**Aim**.
For each line of the data below that holds "foreign", copy the line.

========================================================================

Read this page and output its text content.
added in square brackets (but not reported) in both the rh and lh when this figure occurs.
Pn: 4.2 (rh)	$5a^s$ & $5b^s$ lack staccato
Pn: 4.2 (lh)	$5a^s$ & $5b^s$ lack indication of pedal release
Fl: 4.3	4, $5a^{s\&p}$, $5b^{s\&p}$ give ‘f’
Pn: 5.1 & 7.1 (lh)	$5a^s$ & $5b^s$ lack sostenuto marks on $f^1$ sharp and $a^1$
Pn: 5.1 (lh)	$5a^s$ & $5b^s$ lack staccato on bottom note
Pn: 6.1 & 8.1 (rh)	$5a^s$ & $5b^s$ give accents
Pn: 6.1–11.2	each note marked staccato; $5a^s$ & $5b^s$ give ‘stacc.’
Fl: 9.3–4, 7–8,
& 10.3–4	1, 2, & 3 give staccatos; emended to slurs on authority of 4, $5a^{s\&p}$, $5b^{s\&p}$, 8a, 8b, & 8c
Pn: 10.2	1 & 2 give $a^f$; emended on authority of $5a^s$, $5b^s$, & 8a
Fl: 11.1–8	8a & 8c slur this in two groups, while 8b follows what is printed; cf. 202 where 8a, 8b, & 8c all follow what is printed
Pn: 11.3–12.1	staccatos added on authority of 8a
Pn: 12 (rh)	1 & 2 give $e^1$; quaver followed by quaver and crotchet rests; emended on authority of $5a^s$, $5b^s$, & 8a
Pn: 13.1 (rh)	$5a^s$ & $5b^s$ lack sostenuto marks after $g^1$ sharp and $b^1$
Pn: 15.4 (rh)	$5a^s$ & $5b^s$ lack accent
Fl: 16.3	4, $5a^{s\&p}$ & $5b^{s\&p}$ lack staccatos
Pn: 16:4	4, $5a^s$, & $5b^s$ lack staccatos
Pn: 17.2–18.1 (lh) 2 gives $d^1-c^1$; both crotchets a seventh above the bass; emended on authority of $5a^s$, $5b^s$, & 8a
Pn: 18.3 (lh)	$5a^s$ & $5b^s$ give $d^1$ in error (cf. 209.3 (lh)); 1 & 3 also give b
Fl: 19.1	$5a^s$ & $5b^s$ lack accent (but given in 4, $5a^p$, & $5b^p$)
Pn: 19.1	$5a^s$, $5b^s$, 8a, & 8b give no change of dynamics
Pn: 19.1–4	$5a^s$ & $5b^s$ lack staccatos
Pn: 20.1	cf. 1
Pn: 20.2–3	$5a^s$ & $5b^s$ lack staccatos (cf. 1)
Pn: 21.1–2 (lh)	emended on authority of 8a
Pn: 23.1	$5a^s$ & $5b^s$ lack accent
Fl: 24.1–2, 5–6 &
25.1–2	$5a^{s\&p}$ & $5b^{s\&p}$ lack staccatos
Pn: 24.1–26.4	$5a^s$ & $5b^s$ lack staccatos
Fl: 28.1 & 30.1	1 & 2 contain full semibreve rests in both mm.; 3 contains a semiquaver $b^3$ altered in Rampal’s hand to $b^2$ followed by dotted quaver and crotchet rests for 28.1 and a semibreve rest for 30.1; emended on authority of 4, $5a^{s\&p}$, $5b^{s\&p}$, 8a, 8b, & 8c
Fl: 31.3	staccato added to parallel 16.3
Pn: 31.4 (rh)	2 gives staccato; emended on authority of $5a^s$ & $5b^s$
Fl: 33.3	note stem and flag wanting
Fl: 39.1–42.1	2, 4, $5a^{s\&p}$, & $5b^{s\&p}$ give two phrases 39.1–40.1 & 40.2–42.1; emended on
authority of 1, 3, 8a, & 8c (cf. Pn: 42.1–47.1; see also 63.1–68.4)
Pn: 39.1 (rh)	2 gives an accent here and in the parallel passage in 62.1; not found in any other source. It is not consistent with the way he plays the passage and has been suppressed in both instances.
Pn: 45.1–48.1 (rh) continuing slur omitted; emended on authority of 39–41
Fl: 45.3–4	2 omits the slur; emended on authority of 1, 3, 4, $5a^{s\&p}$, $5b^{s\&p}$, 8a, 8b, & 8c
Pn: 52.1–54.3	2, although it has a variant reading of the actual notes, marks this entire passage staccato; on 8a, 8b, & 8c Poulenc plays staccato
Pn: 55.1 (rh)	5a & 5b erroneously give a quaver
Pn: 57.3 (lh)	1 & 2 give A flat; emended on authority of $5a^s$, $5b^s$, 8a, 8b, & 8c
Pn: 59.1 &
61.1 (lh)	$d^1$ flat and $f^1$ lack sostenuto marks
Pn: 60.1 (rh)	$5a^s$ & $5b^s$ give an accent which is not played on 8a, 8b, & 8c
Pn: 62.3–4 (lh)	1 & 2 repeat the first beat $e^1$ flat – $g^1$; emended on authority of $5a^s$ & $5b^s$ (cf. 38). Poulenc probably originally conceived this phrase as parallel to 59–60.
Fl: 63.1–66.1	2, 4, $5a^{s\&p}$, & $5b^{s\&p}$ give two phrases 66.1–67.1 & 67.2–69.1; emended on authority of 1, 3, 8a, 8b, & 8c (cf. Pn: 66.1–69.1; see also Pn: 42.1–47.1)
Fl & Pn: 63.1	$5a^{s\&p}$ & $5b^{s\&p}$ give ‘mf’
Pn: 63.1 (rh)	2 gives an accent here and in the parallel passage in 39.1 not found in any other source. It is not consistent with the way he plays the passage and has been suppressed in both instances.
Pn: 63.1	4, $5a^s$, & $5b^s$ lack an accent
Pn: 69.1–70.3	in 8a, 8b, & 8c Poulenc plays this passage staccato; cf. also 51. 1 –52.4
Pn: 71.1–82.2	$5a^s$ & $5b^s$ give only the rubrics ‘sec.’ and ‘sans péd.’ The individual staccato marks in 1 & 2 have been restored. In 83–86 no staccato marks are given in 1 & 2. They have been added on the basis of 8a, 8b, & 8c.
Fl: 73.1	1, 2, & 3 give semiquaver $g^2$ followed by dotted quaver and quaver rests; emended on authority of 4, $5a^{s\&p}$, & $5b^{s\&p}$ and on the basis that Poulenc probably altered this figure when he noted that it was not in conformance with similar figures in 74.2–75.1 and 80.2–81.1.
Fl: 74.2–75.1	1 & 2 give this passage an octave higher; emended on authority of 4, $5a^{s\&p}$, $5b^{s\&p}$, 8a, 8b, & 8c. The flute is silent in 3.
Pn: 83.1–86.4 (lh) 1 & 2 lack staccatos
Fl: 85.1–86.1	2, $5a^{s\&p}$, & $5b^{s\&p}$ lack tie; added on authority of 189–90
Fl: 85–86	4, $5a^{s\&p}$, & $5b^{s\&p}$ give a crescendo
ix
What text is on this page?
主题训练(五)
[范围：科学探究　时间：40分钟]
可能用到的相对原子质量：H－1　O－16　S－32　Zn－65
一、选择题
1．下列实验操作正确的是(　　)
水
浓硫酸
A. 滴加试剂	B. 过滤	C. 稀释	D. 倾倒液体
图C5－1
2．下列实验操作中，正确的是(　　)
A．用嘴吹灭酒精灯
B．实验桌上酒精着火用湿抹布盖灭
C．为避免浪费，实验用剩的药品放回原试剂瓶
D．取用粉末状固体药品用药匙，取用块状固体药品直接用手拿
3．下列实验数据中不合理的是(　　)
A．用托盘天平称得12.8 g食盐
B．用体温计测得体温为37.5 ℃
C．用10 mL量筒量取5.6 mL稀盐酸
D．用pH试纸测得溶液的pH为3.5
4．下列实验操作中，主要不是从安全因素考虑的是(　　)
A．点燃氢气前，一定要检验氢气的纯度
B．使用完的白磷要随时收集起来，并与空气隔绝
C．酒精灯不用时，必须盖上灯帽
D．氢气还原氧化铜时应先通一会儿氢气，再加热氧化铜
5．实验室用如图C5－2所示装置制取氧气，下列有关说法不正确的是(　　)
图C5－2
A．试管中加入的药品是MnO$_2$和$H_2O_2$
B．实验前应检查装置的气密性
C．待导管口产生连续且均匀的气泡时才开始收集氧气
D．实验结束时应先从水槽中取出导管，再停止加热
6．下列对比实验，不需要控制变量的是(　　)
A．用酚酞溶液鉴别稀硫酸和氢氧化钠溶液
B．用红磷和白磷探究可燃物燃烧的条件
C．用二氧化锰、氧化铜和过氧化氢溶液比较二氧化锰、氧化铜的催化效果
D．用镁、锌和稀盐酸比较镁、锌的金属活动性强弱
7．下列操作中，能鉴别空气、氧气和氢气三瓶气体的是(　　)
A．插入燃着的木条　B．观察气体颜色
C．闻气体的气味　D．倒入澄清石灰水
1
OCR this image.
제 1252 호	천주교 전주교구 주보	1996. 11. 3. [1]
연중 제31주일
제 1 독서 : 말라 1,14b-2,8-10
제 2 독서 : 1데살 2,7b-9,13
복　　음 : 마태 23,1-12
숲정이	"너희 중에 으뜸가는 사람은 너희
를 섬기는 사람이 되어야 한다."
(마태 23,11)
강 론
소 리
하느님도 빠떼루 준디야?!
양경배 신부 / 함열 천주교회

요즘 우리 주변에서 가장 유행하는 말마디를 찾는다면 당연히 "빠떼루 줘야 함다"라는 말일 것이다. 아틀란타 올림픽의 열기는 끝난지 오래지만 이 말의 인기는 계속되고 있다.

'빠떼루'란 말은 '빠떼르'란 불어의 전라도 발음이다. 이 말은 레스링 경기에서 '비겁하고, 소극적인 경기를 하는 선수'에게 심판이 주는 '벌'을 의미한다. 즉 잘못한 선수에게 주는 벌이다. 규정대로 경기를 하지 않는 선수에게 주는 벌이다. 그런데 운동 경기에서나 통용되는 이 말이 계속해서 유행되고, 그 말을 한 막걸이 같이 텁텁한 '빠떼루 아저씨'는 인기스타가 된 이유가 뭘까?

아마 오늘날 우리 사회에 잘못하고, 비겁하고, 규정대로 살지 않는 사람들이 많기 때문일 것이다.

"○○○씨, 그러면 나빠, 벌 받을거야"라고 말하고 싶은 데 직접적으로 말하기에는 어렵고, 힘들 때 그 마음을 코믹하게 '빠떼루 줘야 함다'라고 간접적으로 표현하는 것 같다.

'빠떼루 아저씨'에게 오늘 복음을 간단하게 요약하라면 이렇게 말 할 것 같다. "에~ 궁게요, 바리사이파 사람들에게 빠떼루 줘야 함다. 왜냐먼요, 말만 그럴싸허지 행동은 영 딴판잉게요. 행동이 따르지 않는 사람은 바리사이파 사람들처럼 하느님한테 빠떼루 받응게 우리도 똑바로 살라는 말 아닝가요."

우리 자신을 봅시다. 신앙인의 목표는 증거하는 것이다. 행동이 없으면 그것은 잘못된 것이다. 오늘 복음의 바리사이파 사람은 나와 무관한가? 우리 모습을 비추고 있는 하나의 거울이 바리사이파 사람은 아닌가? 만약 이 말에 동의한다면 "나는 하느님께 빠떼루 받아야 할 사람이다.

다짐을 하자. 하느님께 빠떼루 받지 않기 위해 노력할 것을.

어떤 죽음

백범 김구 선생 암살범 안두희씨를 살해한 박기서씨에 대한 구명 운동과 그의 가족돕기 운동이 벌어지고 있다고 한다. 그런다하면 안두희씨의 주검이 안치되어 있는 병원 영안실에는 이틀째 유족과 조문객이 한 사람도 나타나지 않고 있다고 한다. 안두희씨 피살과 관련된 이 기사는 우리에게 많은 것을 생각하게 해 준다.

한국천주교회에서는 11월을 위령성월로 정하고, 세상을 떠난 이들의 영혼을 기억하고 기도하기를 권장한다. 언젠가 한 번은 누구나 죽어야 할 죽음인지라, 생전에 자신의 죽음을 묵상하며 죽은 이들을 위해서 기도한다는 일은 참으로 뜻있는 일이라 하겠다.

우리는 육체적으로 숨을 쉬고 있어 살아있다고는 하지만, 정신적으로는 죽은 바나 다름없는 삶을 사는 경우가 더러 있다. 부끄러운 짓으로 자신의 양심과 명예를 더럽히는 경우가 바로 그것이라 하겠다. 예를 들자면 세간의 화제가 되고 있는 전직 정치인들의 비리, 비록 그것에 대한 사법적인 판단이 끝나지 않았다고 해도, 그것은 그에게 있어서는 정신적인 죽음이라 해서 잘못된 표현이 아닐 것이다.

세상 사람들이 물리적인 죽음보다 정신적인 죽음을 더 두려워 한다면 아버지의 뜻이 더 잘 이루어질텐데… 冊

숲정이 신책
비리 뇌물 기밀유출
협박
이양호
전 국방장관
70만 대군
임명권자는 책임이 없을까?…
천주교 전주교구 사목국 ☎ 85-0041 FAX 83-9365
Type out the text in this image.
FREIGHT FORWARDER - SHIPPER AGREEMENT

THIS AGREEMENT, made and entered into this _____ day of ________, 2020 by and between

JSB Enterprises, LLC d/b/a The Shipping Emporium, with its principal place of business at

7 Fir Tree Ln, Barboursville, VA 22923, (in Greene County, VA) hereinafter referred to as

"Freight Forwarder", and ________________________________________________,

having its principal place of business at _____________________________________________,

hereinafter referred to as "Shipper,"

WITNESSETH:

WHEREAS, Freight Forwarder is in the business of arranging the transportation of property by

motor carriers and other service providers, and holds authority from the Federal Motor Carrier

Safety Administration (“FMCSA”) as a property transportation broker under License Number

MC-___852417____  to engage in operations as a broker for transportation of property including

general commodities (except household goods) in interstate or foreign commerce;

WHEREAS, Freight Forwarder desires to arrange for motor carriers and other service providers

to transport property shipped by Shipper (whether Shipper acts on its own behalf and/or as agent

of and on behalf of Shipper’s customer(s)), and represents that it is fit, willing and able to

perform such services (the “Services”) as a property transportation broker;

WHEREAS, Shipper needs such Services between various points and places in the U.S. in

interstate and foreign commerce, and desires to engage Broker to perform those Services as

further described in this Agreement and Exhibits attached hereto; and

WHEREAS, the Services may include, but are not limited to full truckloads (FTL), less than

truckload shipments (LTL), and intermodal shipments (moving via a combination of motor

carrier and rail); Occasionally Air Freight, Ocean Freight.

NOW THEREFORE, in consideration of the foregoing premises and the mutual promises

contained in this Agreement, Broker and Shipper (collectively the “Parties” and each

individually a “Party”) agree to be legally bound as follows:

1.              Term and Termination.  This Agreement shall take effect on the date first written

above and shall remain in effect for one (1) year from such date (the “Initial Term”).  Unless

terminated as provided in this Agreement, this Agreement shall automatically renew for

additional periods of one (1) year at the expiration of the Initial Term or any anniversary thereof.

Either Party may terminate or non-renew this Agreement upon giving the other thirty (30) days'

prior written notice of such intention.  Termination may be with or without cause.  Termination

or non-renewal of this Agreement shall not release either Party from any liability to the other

========================================================================

**Correct response**.
general commodities (except household goods) in interstate or foreign commerce;
interstate and foreign commerce, and desires to engage Broker to perform those Services as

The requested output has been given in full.